## Written problem
List the lines of this listing that hold the word "screenshot".

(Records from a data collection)

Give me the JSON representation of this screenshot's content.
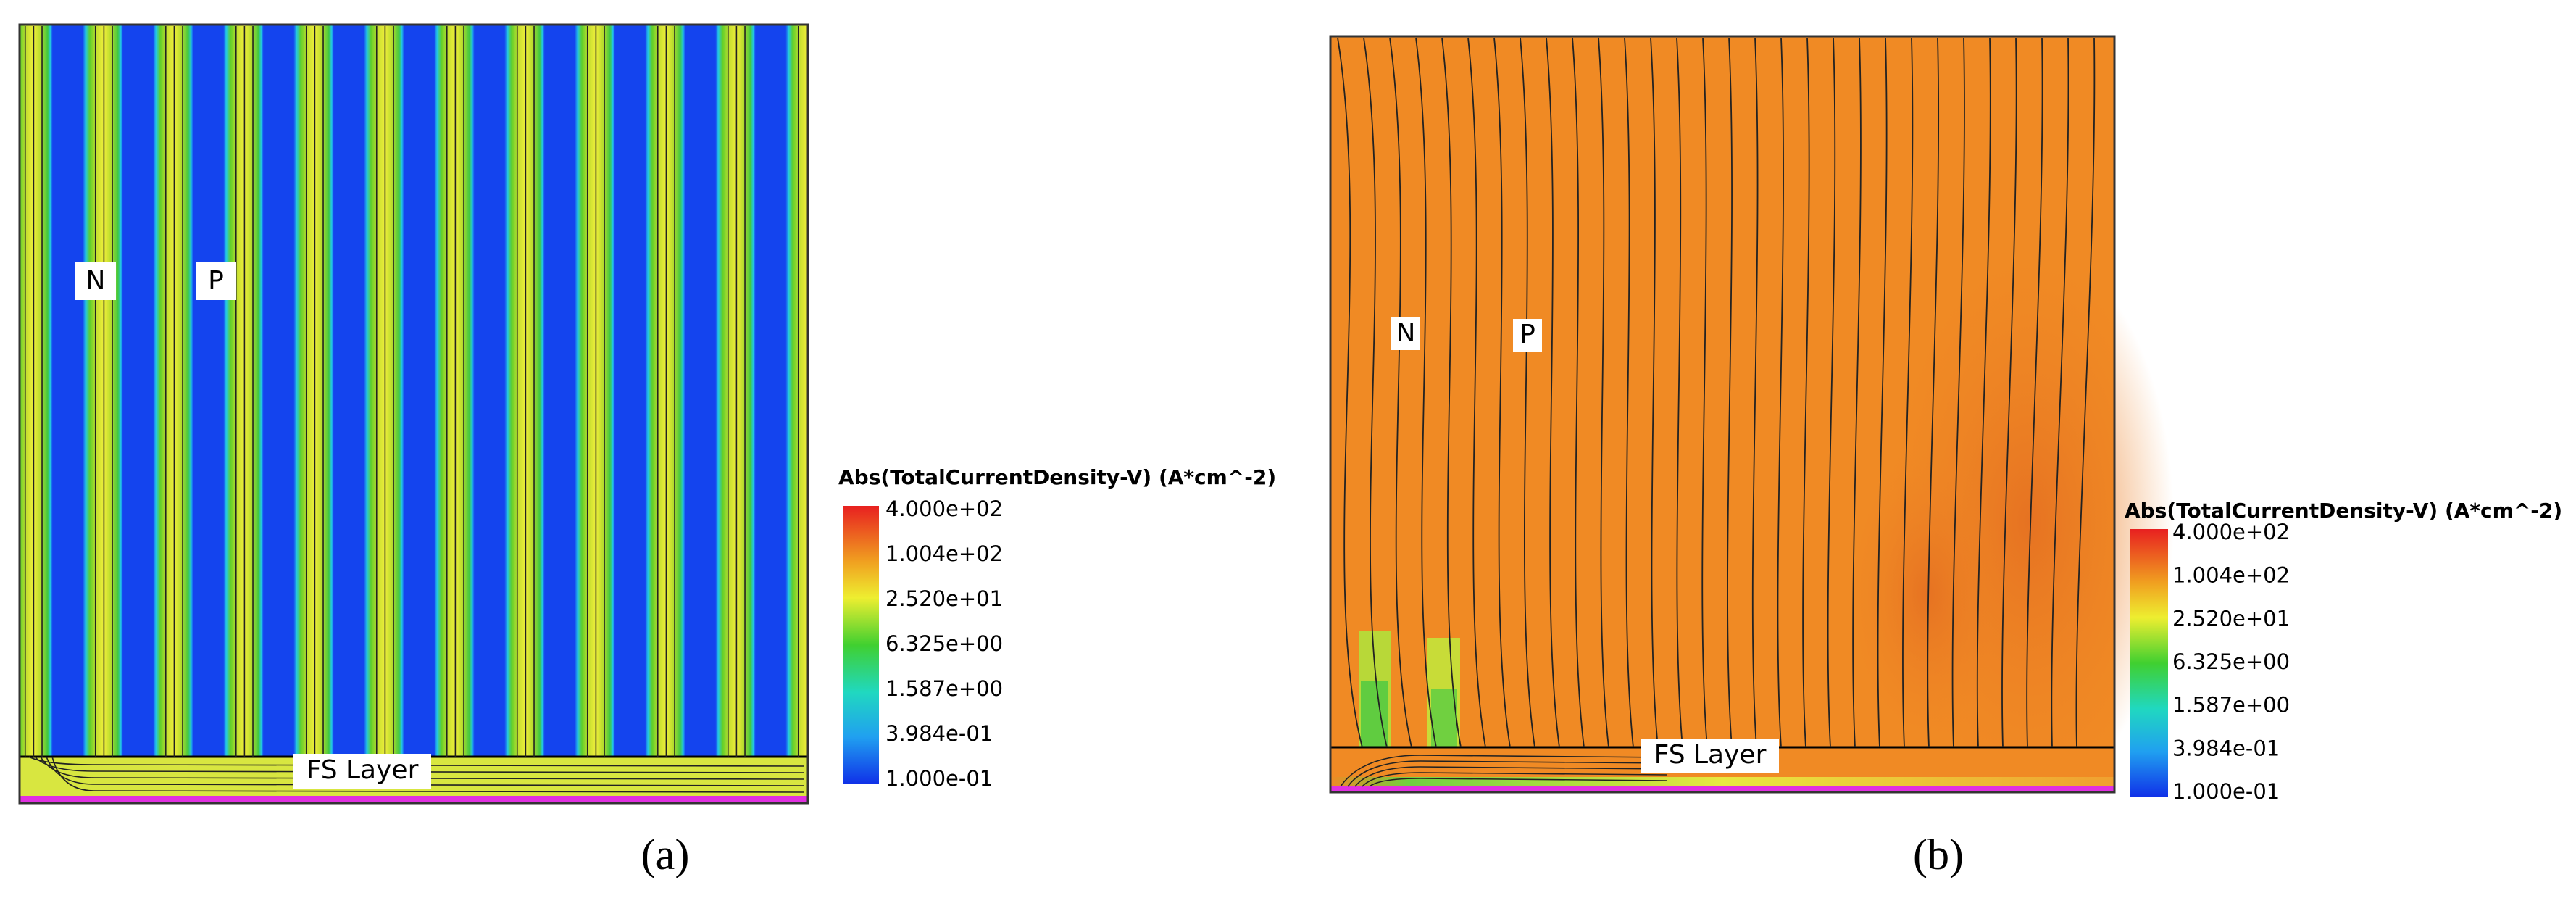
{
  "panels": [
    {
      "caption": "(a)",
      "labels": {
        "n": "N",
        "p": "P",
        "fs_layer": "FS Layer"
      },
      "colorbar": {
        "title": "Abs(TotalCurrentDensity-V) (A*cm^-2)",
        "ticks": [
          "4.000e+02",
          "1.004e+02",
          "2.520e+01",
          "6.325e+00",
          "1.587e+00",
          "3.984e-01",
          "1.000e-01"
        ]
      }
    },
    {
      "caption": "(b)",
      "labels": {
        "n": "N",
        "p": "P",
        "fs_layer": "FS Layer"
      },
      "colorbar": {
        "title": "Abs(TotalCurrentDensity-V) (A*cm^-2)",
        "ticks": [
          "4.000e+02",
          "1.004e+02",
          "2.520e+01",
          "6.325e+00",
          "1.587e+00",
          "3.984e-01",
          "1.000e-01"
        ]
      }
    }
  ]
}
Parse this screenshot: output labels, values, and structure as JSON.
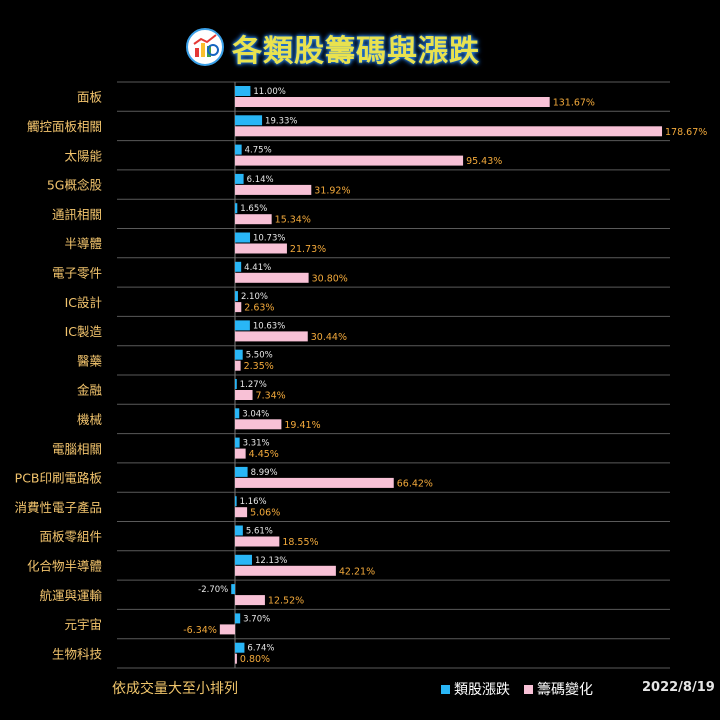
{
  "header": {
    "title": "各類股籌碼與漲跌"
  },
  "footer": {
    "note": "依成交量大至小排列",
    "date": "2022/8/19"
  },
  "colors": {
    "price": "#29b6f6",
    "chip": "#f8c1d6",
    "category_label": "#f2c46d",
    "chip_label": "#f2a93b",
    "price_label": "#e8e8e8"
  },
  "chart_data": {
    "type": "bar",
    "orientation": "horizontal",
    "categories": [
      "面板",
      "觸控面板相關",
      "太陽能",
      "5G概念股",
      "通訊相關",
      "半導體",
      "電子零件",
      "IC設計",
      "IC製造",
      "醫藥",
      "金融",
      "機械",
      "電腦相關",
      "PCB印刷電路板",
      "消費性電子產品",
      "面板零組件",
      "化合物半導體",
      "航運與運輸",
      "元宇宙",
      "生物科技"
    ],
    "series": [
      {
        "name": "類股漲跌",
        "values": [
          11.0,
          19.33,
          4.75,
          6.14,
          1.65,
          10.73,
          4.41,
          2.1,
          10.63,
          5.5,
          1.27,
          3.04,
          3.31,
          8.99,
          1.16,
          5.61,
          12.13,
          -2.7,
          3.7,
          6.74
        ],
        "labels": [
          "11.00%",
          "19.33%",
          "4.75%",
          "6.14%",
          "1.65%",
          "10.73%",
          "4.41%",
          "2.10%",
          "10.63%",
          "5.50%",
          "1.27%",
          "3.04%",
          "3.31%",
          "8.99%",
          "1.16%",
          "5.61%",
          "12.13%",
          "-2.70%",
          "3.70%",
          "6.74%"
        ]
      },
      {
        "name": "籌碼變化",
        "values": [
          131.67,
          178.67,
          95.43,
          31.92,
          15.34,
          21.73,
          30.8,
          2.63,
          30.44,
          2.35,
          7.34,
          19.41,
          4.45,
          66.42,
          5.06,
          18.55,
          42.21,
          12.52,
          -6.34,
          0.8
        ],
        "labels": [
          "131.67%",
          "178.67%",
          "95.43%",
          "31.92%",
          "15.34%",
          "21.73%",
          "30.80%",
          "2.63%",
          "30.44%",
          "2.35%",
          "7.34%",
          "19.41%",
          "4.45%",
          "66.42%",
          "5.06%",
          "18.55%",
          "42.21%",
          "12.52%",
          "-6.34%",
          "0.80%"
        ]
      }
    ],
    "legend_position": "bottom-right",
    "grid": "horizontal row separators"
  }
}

==

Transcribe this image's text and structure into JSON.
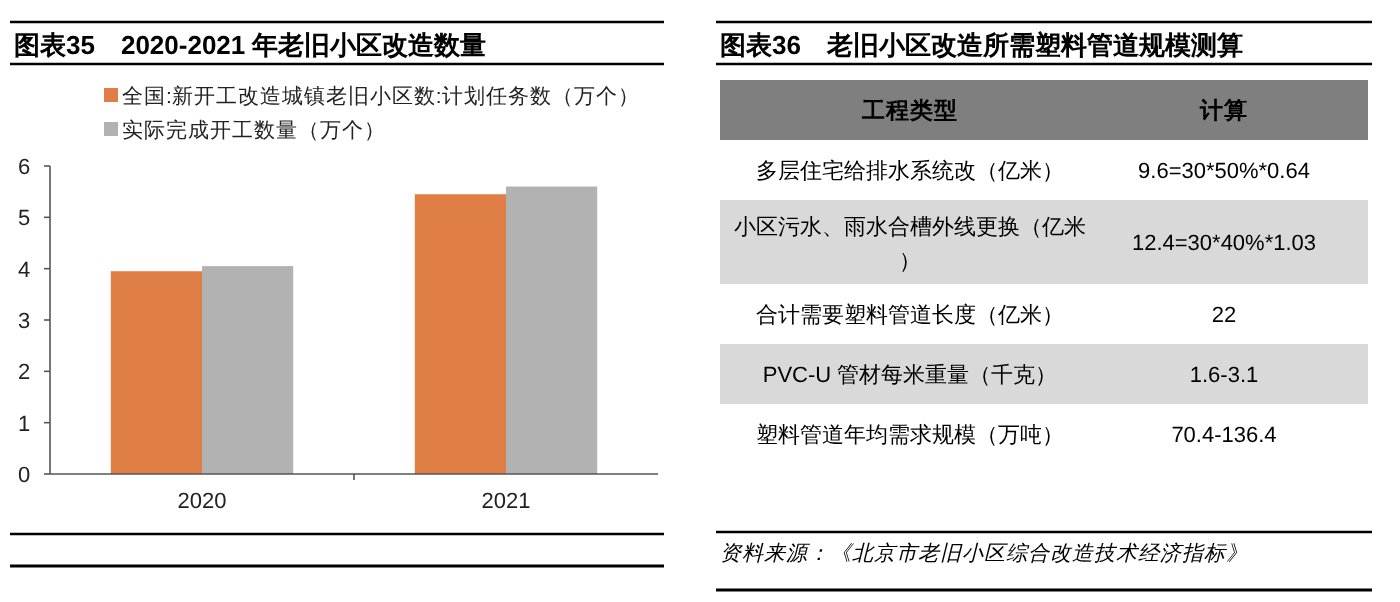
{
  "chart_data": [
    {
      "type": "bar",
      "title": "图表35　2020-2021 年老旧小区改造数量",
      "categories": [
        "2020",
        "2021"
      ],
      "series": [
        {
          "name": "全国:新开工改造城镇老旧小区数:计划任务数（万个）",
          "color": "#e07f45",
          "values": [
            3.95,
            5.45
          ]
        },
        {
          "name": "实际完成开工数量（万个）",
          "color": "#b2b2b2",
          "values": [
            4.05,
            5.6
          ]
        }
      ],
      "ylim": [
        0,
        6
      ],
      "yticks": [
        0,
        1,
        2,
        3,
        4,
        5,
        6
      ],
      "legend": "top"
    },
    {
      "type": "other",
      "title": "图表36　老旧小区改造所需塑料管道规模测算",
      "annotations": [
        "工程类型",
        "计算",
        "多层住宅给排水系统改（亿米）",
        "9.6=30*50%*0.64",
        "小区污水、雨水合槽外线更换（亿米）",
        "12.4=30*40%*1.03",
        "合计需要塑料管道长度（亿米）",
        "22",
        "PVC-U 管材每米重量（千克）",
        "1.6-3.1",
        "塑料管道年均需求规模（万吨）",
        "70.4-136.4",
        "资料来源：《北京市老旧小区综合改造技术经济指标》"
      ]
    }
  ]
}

## Completed task
Give me the JSON representation of this screenshot's content.
Parse this screenshot: output labels, values, and structure as JSON.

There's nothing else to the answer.